Exclude the pictures and retype the entries as written.

* Begin SUPPLIED INFORMATION *

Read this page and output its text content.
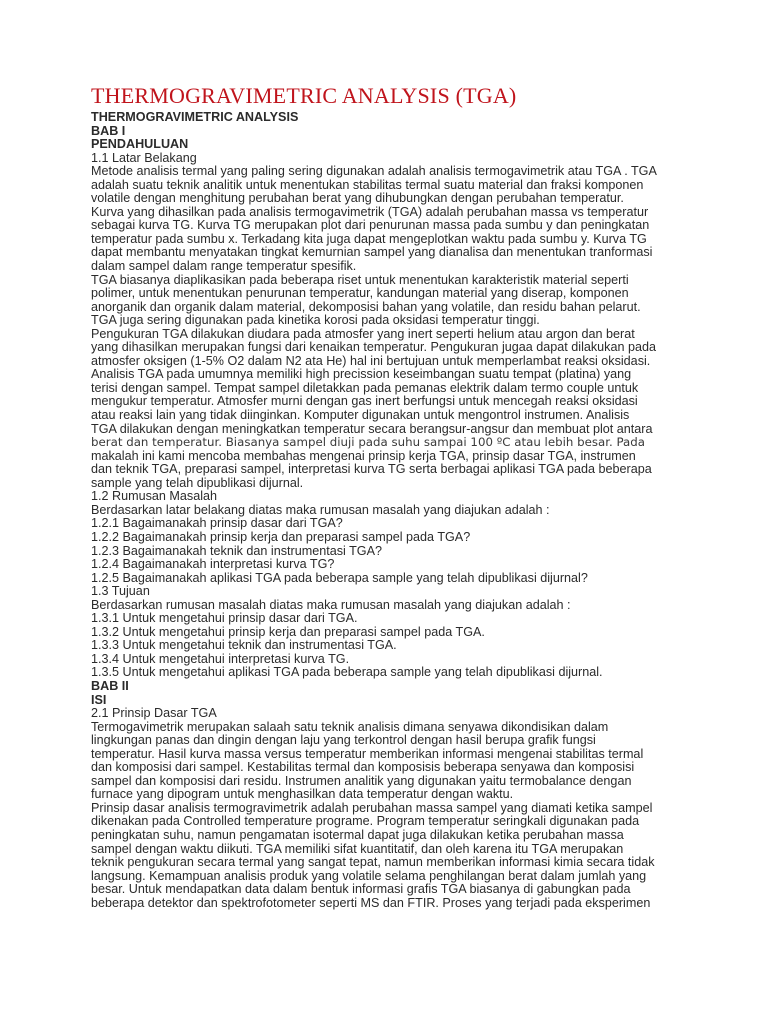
THERMOGRAVIMETRIC ANALYSIS (TGA)
THERMOGRAVIMETRIC ANALYSIS
BAB I
PENDAHULUAN
1.1 Latar Belakang
Metode analisis termal yang paling sering digunakan adalah analisis termogavimetrik atau TGA . TGA
adalah suatu teknik analitik untuk menentukan stabilitas termal suatu material dan fraksi komponen
volatile dengan menghitung perubahan berat yang dihubungkan dengan perubahan temperatur.
Kurva yang dihasilkan pada analisis termogavimetrik (TGA) adalah perubahan massa vs temperatur
sebagai kurva TG. Kurva TG merupakan plot dari penurunan massa pada sumbu y dan peningkatan
temperatur pada sumbu x. Terkadang kita juga dapat mengeplotkan waktu pada sumbu y. Kurva TG
dapat membantu menyatakan tingkat kemurnian sampel yang dianalisa dan menentukan tranformasi
dalam sampel dalam range temperatur spesifik.
TGA biasanya diaplikasikan pada beberapa riset untuk menentukan karakteristik material seperti
polimer, untuk menentukan penurunan temperatur, kandungan material yang diserap, komponen
anorganik dan organik dalam material, dekomposisi bahan yang volatile, dan residu bahan pelarut.
TGA juga sering digunakan pada kinetika korosi pada oksidasi temperatur tinggi.
Pengukuran TGA dilakukan diudara pada atmosfer yang inert seperti helium atau argon dan berat
yang dihasilkan merupakan fungsi dari kenaikan temperatur. Pengukuran jugaa dapat dilakukan pada
atmosfer oksigen (1-5% O2 dalam N2 ata He) hal ini bertujuan untuk memperlambat reaksi oksidasi.
Analisis TGA pada umumnya memiliki high precission keseimbangan suatu tempat (platina) yang
terisi dengan sampel. Tempat sampel diletakkan pada pemanas elektrik dalam termo couple untuk
mengukur temperatur. Atmosfer murni dengan gas inert berfungsi untuk mencegah reaksi oksidasi
atau reaksi lain yang tidak diinginkan. Komputer digunakan untuk mengontrol instrumen. Analisis
TGA dilakukan dengan meningkatkan temperatur secara berangsur-angsur dan membuat plot antara
berat dan temperatur. Biasanya sampel diuji pada suhu sampai 100 ºC atau lebih besar. Pada
makalah ini kami mencoba membahas mengenai prinsip kerja TGA, prinsip dasar TGA, instrumen
dan teknik TGA, preparasi sampel, interpretasi kurva TG serta berbagai aplikasi TGA pada beberapa
sample yang telah dipublikasi dijurnal.
1.2 Rumusan Masalah
Berdasarkan latar belakang diatas maka rumusan masalah yang diajukan adalah :
1.2.1 Bagaimanakah prinsip dasar dari TGA?
1.2.2 Bagaimanakah prinsip kerja dan preparasi sampel pada TGA?
1.2.3 Bagaimanakah teknik dan instrumentasi TGA?
1.2.4 Bagaimanakah interpretasi kurva TG?
1.2.5 Bagaimanakah aplikasi TGA pada beberapa sample yang telah dipublikasi dijurnal?
1.3 Tujuan
Berdasarkan rumusan masalah diatas maka rumusan masalah yang diajukan adalah :
1.3.1 Untuk mengetahui prinsip dasar dari TGA.
1.3.2 Untuk mengetahui prinsip kerja dan preparasi sampel pada TGA.
1.3.3 Untuk mengetahui teknik dan instrumentasi TGA.
1.3.4 Untuk mengetahui interpretasi kurva TG.
1.3.5 Untuk mengetahui aplikasi TGA pada beberapa sample yang telah dipublikasi dijurnal.
BAB II
ISI
2.1 Prinsip Dasar TGA
Termogavimetrik merupakan salaah satu teknik analisis dimana senyawa dikondisikan dalam
lingkungan panas dan dingin dengan laju yang terkontrol dengan hasil berupa grafik fungsi
temperatur. Hasil kurva massa versus temperatur memberikan informasi mengenai stabilitas termal
dan komposisi dari sampel. Kestabilitas termal dan komposisis beberapa senyawa dan komposisi
sampel dan komposisi dari residu. Instrumen analitik yang digunakan yaitu termobalance dengan
furnace yang dipogram untuk menghasilkan data temperatur dengan waktu.
Prinsip dasar analisis termogravimetrik adalah perubahan massa sampel yang diamati ketika sampel
dikenakan pada Controlled temperature programe. Program temperatur seringkali digunakan pada
peningkatan suhu, namun pengamatan isotermal dapat juga dilakukan ketika perubahan massa
sampel dengan waktu diikuti. TGA memiliki sifat kuantitatif, dan oleh karena itu TGA merupakan
teknik pengukuran secara termal yang sangat tepat, namun memberikan informasi kimia secara tidak
langsung. Kemampuan analisis produk yang volatile selama penghilangan berat dalam jumlah yang
besar. Untuk mendapatkan data dalam bentuk informasi grafis TGA biasanya di gabungkan pada
beberapa detektor dan spektrofotometer seperti MS dan FTIR. Proses yang terjadi pada eksperimen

* End SUPPLIED INFORMATION *

### CORRECT OUTPUT
Read this page and output its text content.
THERMOGRAVIMETRIC ANALYSIS (TGA)
THERMOGRAVIMETRIC ANALYSIS
BAB I
PENDAHULUAN
1.1 Latar Belakang
Metode analisis termal yang paling sering digunakan adalah analisis termogavimetrik atau TGA . TGA
adalah suatu teknik analitik untuk menentukan stabilitas termal suatu material dan fraksi komponen
volatile dengan menghitung perubahan berat yang dihubungkan dengan perubahan temperatur.
Kurva yang dihasilkan pada analisis termogavimetrik (TGA) adalah perubahan massa vs temperatur
sebagai kurva TG. Kurva TG merupakan plot dari penurunan massa pada sumbu y dan peningkatan
temperatur pada sumbu x. Terkadang kita juga dapat mengeplotkan waktu pada sumbu y. Kurva TG
dapat membantu menyatakan tingkat kemurnian sampel yang dianalisa dan menentukan tranformasi
dalam sampel dalam range temperatur spesifik.
TGA biasanya diaplikasikan pada beberapa riset untuk menentukan karakteristik material seperti
polimer, untuk menentukan penurunan temperatur, kandungan material yang diserap, komponen
anorganik dan organik dalam material, dekomposisi bahan yang volatile, dan residu bahan pelarut.
TGA juga sering digunakan pada kinetika korosi pada oksidasi temperatur tinggi.
Pengukuran TGA dilakukan diudara pada atmosfer yang inert seperti helium atau argon dan berat
yang dihasilkan merupakan fungsi dari kenaikan temperatur. Pengukuran jugaa dapat dilakukan pada
atmosfer oksigen (1-5% O2 dalam N2 ata He) hal ini bertujuan untuk memperlambat reaksi oksidasi.
Analisis TGA pada umumnya memiliki high precission keseimbangan suatu tempat (platina) yang
terisi dengan sampel. Tempat sampel diletakkan pada pemanas elektrik dalam termo couple untuk
mengukur temperatur. Atmosfer murni dengan gas inert berfungsi untuk mencegah reaksi oksidasi
atau reaksi lain yang tidak diinginkan. Komputer digunakan untuk mengontrol instrumen. Analisis
TGA dilakukan dengan meningkatkan temperatur secara berangsur-angsur dan membuat plot antara
berat dan temperatur. Biasanya sampel diuji pada suhu sampai 100 ºC atau lebih besar. Pada
makalah ini kami mencoba membahas mengenai prinsip kerja TGA, prinsip dasar TGA, instrumen
dan teknik TGA, preparasi sampel, interpretasi kurva TG serta berbagai aplikasi TGA pada beberapa
sample yang telah dipublikasi dijurnal.
1.2 Rumusan Masalah
Berdasarkan latar belakang diatas maka rumusan masalah yang diajukan adalah :
1.2.1 Bagaimanakah prinsip dasar dari TGA?
1.2.2 Bagaimanakah prinsip kerja dan preparasi sampel pada TGA?
1.2.3 Bagaimanakah teknik dan instrumentasi TGA?
1.2.4 Bagaimanakah interpretasi kurva TG?
1.2.5 Bagaimanakah aplikasi TGA pada beberapa sample yang telah dipublikasi dijurnal?
1.3 Tujuan
Berdasarkan rumusan masalah diatas maka rumusan masalah yang diajukan adalah :
1.3.1 Untuk mengetahui prinsip dasar dari TGA.
1.3.2 Untuk mengetahui prinsip kerja dan preparasi sampel pada TGA.
1.3.3 Untuk mengetahui teknik dan instrumentasi TGA.
1.3.4 Untuk mengetahui interpretasi kurva TG.
1.3.5 Untuk mengetahui aplikasi TGA pada beberapa sample yang telah dipublikasi dijurnal.
BAB II
ISI
2.1 Prinsip Dasar TGA
Termogavimetrik merupakan salaah satu teknik analisis dimana senyawa dikondisikan dalam
lingkungan panas dan dingin dengan laju yang terkontrol dengan hasil berupa grafik fungsi
temperatur. Hasil kurva massa versus temperatur memberikan informasi mengenai stabilitas termal
dan komposisi dari sampel. Kestabilitas termal dan komposisis beberapa senyawa dan komposisi
sampel dan komposisi dari residu. Instrumen analitik yang digunakan yaitu termobalance dengan
furnace yang dipogram untuk menghasilkan data temperatur dengan waktu.
Prinsip dasar analisis termogravimetrik adalah perubahan massa sampel yang diamati ketika sampel
dikenakan pada Controlled temperature programe. Program temperatur seringkali digunakan pada
peningkatan suhu, namun pengamatan isotermal dapat juga dilakukan ketika perubahan massa
sampel dengan waktu diikuti. TGA memiliki sifat kuantitatif, dan oleh karena itu TGA merupakan
teknik pengukuran secara termal yang sangat tepat, namun memberikan informasi kimia secara tidak
langsung. Kemampuan analisis produk yang volatile selama penghilangan berat dalam jumlah yang
besar. Untuk mendapatkan data dalam bentuk informasi grafis TGA biasanya di gabungkan pada
beberapa detektor dan spektrofotometer seperti MS dan FTIR. Proses yang terjadi pada eksperimen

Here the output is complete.